• _Passage to read_

----

Accordingly, as part of our review we ascertain "whether the trial court's findings of fact and conclusions of law are adequate for purposes of appellate review." People v. McIntyre, 789 P.2d 1108, 1109 (Colo. 1990). We examine whether the court's "findings of historical fact are adequately supported by competent evidence and whether the court applied the correct legal standard to these findings." People v. LaFrankie, 858 P.2d 702, 706 (Colo. 1993). We read the record and determine whether the evidence before the lower court "adequately supported the district court's ultimate legal conclusion." People v. Jordan, 891 P.2d 1010, 1015 (Colo. 1995).

We give deference to the factual findings of the trial court which are supported by competent evidence in the record. See People v. O'Hearn, No. 96SA218, slip op. at 6 (Colo. Jan. 13, 1997); see also Jordan, 891 P.2d at 1015 (deferring to the district court's findings if they are adequately supported by evidence in the record). However, when the findings "are so clearly erroneous as not to find support in the record," M.D.C./Wood, Inc. v. Mortimer, 866 P.2d 1380, 1384 (Colo. 1994), we set them aside, see People v. Schrader, 898 P.2d 33 (Colo. 1995). When the trial court's conclusion of law "is inconsistent with or unsupported by" the evidentiary record, we have reversed the suppression order. People v. Quezada, 731 P.2d at 732. An erroneous conclusion of law "is subject to correction by a reviewing court." Id. at 733.

When appellate review is hindered by the absence of factual findings as to key contested issues, or when unresolved evidentiary conflicts exist with regard to material facts, we have remanded for further fact finding by the trial court. See People v. Turtura, 921 P.2d 40, 44 (Colo. 1996); People v. Sutherland, 886 P.2d 681, 688 (Colo. 1994).

We, like the trial court, review the totality of the circumstances in reaching the ultimate legal conclusion in suppression order cases. In People v. Dracon, for example, the trial court suppressed statements by the defendant as involuntary. 884 P.2d 712 (Colo. 1994). The trial court did not address in its findings and order the evidence which bore on whether the defendant's statements were induced by coercive police conduct. We noted that for a statement to be involuntary, coercive police activity had to play a significant role in inducing the statement. Id. at 718. The trial court did not find that the officer's conduct "was coercive or, if coercive, played a significant role in inducing the [defendant's] statements" nor did it find that the defendant's "will was overborne by improper state conduct." Id. at 719. In reviewing the evidence of record bearing on the ultimate legal conclusion to be drawn therefrom, including a videotape of the interrogation whereby we viewed the officer's demeanor and conduct, we concluded that coercion did not play a significant role in inducing the defendant's statements. Id. Because this was the only conclusion supported by the record, we concluded that, under the totality of the circumstances, the defendant's statements were voluntary and we held that the trial court's "determination that [the defendant's] statements were involuntary must be reversed." Id.; see also People v. Johnson, 865 P.2d 836, 841 (Colo. 1994) (where the record below reveals no conflicting evidence regarding the details of the encounter, remand is unnecessary where the appellate court could apply the correct legal standard).

----

• _To be done_
**A)** Set down the part of the passage on appellate review of suppression orders that begins at the words "We give deference" and stops after the words "Id. at 733.", with no changes.
**B)** Identify every line of the records that contains the string "jieshao", treating uppercase and lowercase as different, and copy each such line.

• _Materials provided_
----

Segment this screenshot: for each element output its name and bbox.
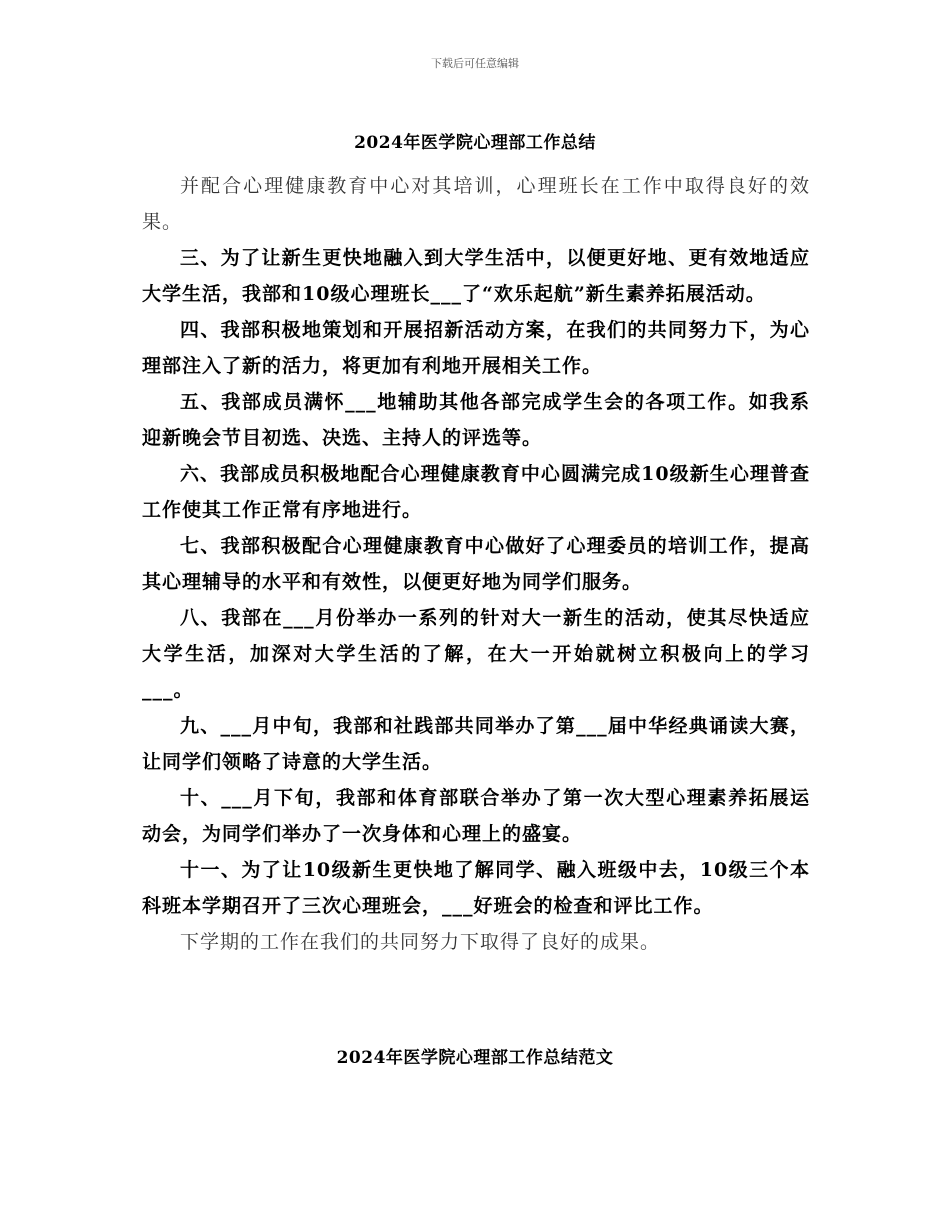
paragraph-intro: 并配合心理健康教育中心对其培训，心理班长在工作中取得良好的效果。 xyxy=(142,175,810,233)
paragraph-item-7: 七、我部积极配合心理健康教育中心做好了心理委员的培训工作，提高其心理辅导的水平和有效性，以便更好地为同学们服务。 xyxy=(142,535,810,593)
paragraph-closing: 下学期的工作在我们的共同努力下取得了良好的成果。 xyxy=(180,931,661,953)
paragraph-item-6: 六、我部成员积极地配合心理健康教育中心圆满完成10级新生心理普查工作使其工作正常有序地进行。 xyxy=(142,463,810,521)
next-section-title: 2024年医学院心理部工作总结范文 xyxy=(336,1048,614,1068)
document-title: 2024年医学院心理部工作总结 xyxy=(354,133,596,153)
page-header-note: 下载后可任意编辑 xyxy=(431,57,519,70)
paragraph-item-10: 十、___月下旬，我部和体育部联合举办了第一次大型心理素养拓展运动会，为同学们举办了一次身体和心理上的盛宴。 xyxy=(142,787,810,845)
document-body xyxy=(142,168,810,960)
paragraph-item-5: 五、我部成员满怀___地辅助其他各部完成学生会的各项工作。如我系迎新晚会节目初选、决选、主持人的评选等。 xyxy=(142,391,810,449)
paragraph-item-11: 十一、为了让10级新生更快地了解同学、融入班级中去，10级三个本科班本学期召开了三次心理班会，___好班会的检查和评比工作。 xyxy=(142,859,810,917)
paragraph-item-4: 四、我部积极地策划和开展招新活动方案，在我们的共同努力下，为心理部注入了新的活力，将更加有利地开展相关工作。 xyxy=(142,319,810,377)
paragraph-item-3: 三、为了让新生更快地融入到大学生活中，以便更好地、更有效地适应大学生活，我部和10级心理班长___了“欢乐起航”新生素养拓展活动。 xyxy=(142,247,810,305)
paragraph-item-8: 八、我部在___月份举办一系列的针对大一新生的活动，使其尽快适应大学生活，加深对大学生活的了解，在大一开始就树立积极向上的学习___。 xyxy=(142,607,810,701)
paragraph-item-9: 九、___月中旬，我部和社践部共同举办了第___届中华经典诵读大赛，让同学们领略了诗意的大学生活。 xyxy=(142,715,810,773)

----

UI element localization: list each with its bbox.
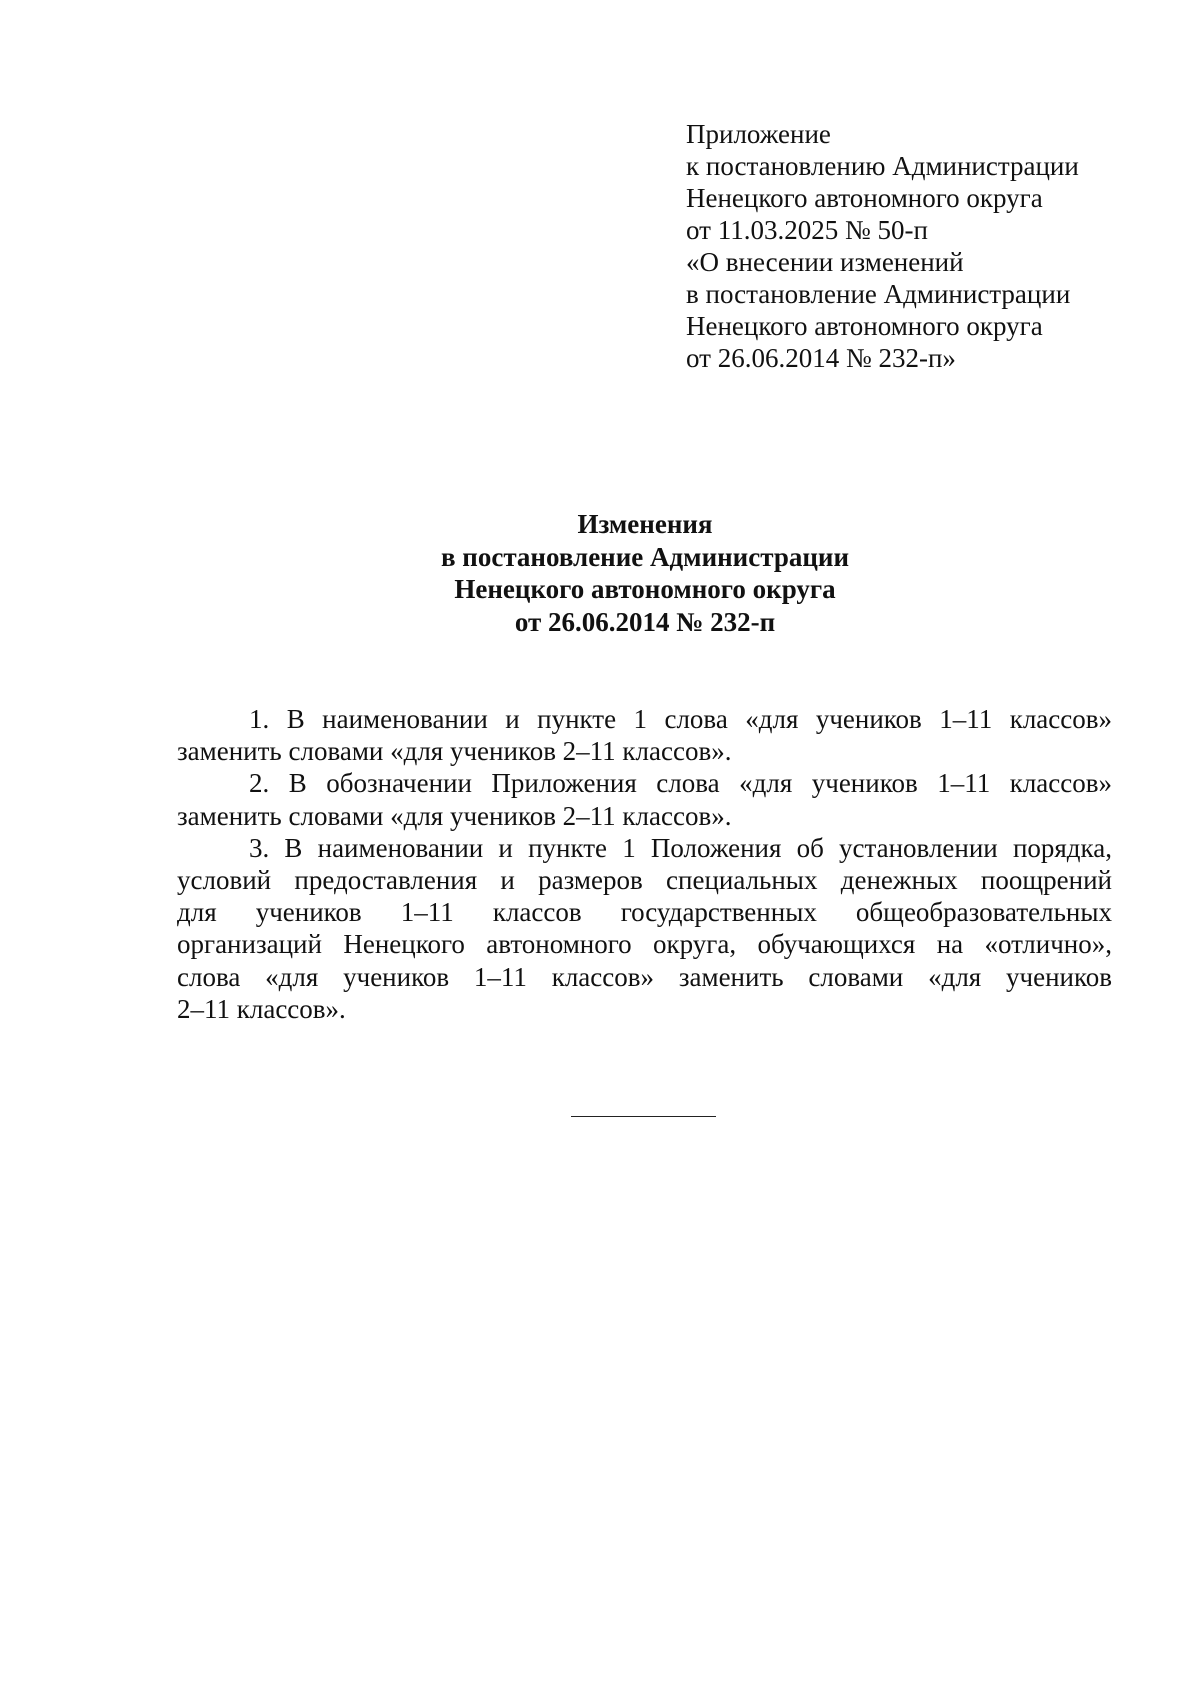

----

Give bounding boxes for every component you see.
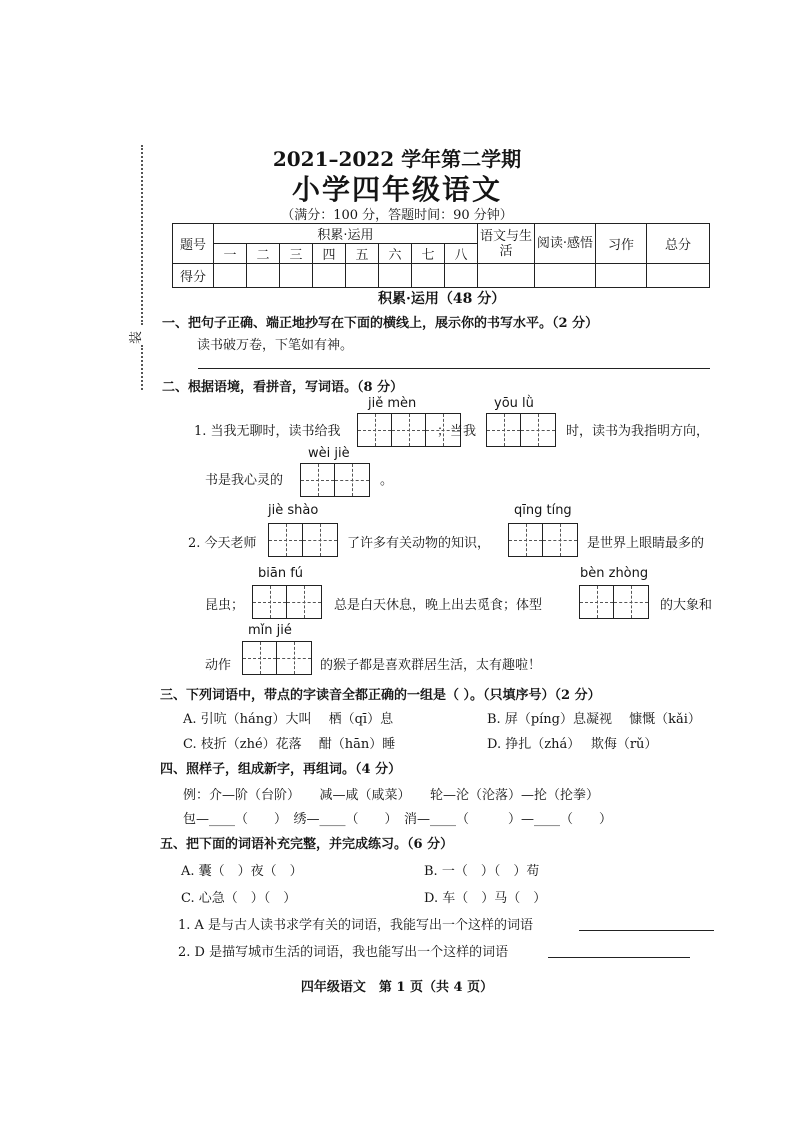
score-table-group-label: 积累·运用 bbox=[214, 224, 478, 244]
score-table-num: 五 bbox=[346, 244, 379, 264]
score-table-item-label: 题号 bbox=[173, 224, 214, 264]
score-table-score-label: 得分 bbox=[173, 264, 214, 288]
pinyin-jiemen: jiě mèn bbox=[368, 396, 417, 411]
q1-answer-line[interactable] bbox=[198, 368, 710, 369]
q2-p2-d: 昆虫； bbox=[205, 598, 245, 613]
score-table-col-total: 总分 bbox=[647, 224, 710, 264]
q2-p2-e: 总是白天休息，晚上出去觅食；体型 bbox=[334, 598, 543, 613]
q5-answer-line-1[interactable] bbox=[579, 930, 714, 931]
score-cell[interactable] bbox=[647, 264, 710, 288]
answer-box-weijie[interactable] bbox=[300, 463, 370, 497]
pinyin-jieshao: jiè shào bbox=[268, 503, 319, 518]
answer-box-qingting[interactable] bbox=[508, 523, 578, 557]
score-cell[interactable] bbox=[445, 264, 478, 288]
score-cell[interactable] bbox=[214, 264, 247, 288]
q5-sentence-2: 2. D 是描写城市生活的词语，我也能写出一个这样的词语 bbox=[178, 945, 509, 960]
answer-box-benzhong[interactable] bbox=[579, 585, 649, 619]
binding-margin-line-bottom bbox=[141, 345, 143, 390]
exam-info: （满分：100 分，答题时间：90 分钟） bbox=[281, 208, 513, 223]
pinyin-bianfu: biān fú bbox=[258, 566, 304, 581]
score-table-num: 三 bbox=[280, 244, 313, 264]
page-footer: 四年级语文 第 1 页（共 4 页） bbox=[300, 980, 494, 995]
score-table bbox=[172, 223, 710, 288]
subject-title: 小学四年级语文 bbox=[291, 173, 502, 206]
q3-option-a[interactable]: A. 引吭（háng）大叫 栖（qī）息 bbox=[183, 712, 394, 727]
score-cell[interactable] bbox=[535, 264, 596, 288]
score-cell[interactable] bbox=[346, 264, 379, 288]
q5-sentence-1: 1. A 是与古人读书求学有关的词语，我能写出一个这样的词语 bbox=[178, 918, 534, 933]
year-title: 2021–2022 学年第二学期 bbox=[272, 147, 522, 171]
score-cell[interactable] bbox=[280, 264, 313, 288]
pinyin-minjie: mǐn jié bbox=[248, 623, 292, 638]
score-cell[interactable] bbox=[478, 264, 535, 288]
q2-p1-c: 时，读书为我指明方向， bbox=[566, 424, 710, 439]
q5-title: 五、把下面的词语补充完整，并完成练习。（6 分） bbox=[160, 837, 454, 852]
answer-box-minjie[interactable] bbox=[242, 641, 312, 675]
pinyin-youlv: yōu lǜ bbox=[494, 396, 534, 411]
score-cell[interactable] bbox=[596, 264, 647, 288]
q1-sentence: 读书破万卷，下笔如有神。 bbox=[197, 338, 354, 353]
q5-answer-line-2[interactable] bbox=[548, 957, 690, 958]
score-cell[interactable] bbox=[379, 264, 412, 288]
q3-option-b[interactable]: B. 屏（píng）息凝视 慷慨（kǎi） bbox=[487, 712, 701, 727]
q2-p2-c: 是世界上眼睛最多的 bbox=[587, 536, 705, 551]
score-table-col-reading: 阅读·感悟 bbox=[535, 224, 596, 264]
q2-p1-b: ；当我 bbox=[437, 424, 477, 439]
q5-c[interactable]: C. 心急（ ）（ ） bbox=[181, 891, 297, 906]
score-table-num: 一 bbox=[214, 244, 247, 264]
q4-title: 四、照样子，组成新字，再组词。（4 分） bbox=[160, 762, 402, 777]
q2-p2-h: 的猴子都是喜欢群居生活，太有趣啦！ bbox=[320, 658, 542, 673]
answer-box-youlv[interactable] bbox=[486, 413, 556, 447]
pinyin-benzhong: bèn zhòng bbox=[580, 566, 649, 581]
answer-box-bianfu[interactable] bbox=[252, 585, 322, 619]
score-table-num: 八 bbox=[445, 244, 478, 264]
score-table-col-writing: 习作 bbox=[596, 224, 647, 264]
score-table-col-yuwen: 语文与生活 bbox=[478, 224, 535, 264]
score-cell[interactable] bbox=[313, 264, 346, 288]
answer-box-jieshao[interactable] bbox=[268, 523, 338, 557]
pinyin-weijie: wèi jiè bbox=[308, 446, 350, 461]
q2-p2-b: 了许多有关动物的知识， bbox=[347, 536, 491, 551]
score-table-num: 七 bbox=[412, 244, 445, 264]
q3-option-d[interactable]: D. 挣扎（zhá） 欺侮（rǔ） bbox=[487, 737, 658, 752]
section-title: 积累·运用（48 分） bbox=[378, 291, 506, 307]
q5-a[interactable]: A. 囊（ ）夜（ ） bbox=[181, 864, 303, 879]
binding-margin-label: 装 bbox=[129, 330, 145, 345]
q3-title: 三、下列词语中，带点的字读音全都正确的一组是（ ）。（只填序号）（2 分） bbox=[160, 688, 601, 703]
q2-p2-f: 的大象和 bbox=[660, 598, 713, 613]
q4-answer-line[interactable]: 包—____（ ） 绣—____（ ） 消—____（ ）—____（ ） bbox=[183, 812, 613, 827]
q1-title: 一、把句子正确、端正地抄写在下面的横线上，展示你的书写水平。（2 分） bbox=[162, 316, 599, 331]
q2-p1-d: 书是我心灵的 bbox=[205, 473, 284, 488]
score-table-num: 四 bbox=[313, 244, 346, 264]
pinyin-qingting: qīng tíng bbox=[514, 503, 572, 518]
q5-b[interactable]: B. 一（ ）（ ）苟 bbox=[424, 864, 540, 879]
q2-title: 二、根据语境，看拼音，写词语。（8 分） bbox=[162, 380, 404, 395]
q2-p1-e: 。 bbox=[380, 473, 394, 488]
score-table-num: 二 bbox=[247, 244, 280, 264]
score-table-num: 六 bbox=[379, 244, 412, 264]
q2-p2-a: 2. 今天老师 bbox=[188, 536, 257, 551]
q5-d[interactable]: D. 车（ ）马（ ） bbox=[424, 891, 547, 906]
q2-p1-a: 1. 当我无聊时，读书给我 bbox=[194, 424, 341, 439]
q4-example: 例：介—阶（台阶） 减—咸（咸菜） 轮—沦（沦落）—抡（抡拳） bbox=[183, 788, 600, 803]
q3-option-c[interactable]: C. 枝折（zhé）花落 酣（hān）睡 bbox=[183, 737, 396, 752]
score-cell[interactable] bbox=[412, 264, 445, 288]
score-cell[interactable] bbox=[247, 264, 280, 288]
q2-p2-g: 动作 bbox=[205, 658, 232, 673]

----

• _Expected answers_
**A)**
We give deference to the factual findings of the trial court which are supported by competent evidence in the record. See People v. O'Hearn, No. 96SA218, slip op. at 6 (Colo. Jan. 13, 1997); see also Jordan, 891 P.2d at 1015 (deferring to the district court's findings if they are adequately supported by evidence in the record). However, when the findings "are so clearly erroneous as not to find support in the record," M.D.C./Wood, Inc. v. Mortimer, 866 P.2d 1380, 1384 (Colo. 1994), we set them aside, see People v. Schrader, 898 P.2d 33 (Colo. 1995). When the trial court's conclusion of law "is inconsistent with or unsupported by" the evidentiary record, we have reversed the suppression order. People v. Quezada, 731 P.2d at 732. An erroneous conclusion of law "is subject to correction by a reviewing court." Id. at 733.

**B)**
pinyin-jieshao: jiè shào bbox=[268, 503, 319, 518]
answer-box-jieshao[interactable] bbox=[268, 523, 338, 557]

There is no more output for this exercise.